───── Material ─────

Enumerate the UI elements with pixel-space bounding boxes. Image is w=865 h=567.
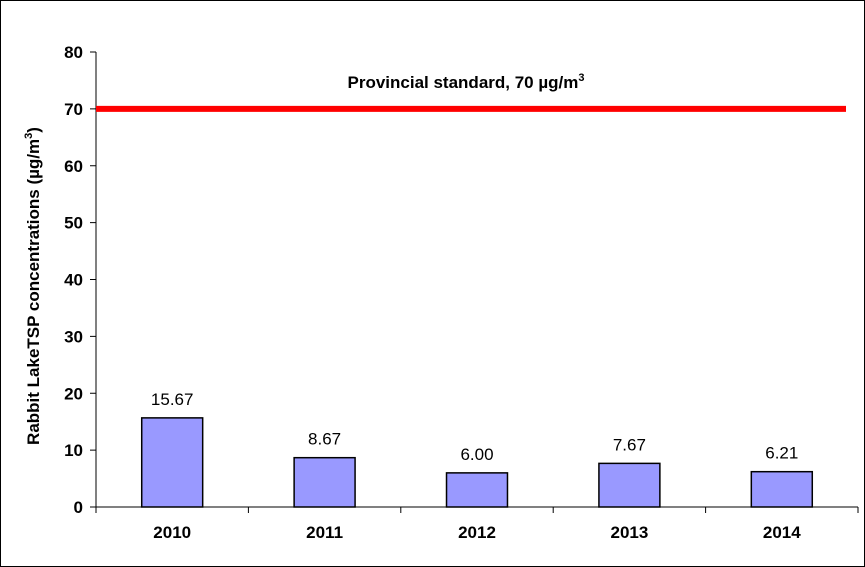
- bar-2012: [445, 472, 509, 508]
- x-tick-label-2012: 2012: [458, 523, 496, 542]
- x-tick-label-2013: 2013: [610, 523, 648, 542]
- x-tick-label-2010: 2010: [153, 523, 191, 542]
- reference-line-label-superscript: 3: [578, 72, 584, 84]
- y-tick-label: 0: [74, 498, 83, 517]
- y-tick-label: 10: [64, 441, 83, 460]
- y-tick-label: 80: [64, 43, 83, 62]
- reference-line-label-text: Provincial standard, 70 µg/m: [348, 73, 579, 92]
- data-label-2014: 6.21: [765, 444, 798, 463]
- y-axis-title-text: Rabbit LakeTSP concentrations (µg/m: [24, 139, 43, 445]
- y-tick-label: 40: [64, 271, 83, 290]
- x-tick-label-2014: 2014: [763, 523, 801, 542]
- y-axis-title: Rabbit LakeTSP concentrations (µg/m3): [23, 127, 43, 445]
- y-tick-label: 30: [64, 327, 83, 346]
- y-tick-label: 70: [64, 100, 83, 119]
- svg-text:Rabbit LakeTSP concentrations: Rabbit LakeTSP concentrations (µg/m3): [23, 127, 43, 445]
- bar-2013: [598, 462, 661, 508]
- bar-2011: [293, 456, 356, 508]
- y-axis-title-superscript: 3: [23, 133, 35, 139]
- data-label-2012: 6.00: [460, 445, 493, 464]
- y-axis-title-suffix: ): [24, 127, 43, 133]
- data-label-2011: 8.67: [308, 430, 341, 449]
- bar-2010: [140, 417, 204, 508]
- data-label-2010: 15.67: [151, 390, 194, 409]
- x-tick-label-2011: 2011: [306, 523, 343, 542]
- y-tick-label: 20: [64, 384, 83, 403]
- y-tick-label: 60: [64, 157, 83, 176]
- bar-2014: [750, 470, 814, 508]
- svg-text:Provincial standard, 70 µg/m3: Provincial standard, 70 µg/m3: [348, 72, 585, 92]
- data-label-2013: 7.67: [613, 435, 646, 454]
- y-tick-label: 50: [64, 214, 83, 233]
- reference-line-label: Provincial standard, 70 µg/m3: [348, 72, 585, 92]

─────
───── Material ─────

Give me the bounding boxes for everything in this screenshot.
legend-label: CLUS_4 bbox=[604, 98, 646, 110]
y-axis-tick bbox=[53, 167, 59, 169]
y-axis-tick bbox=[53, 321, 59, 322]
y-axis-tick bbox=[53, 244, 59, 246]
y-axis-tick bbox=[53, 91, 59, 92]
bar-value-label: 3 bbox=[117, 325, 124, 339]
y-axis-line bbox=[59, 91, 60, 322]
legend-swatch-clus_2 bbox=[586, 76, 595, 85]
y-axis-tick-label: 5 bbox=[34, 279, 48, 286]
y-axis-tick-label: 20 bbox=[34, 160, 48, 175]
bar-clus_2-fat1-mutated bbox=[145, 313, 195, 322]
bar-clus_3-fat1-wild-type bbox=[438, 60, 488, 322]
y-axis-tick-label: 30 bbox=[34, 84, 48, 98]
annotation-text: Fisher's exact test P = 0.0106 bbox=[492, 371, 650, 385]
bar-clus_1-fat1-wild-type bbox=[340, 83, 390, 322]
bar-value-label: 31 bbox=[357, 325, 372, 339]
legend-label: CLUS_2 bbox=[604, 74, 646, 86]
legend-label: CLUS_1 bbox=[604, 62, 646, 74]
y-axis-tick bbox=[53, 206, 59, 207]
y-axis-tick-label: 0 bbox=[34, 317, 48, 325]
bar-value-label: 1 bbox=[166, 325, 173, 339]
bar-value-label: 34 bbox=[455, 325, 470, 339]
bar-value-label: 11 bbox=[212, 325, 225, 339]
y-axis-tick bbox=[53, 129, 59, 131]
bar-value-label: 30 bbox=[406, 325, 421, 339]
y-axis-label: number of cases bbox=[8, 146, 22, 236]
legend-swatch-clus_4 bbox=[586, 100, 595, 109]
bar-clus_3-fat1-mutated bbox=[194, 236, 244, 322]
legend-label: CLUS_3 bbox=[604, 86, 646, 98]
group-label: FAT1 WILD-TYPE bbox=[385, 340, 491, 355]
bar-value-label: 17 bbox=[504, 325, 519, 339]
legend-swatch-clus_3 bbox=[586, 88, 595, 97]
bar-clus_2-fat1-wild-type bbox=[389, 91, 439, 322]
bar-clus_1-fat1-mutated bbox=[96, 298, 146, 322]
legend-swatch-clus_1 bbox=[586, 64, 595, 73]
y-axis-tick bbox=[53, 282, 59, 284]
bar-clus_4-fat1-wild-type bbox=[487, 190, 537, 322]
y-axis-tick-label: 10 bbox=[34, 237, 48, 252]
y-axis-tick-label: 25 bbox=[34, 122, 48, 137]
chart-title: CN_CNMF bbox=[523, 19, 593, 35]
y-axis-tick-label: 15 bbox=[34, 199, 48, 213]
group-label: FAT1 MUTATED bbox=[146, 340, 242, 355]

─────

• [Exercise prompt]: Could you put the lines of the material above into a JSON list of strings, from the line holding "- bar-2012: [445, 472, 509, 508]" through the line holding "- reference-line-label: Provincial", both included? Give one string per line and leave out any blank lines.

• [Solution]:
[
  "- bar-2012: [445, 472, 509, 508]",
  "- x-tick-label-2012: 2012: [458, 523, 496, 542]",
  "- x-tick-label-2013: 2013: [610, 523, 648, 542]",
  "- x-tick-label-2010: 2010: [153, 523, 191, 542]",
  "- reference-line-label-superscript: 3: [578, 72, 584, 84]",
  "- y-tick-label: 0: [74, 498, 83, 517]",
  "- y-tick-label: 10: [64, 441, 83, 460]",
  "- y-tick-label: 80: [64, 43, 83, 62]",
  "- reference-line-label-text: Provincial standard, 70 µg/m: [348, 73, 579, 92]",
  "- data-label-2014: 6.21: [765, 444, 798, 463]",
  "- y-axis-title-text: Rabbit LakeTSP concentrations (µg/m: [24, 139, 43, 445]",
  "- y-tick-label: 40: [64, 271, 83, 290]",
  "- x-tick-label-2014: 2014: [763, 523, 801, 542]",
  "- y-axis-title: Rabbit LakeTSP concentrations (µg/m3): [23, 127, 43, 445]",
  "- y-tick-label: 30: [64, 327, 83, 346]",
  "- y-tick-label: 70: [64, 100, 83, 119]",
  "- svg-text:Rabbit LakeTSP concentrations: Rabbit LakeTSP concentrations (µg/m3): [23, 127, 43, 445]",
  "- bar-2013: [598, 462, 661, 508]",
  "- bar-2011: [293, 456, 356, 508]",
  "- y-axis-title-superscript: 3: [23, 133, 35, 139]",
  "- data-label-2012: 6.00: [460, 445, 493, 464]",
  "- y-axis-title-suffix: ): [24, 127, 43, 133]",
  "- data-label-2011: 8.67: [308, 430, 341, 449]",
  "- bar-2010: [140, 417, 204, 508]",
  "- data-label-2010: 15.67: [151, 390, 194, 409]",
  "- x-tick-label-2011: 2011: [306, 523, 343, 542]",
  "- y-tick-label: 20: [64, 384, 83, 403]",
  "- y-tick-label: 60: [64, 157, 83, 176]",
  "- bar-2014: [750, 470, 814, 508]",
  "- svg-text:Provincial standard, 70 µg/m3: Provincial standard, 70 µg/m3: [348, 72, 585, 92]",
  "- data-label-2013: 7.67: [613, 435, 646, 454]",
  "- y-tick-label: 50: [64, 214, 83, 233]",
  "- reference-line-label: Provincial standard, 70 µg/m3: [348, 72, 585, 92]"
]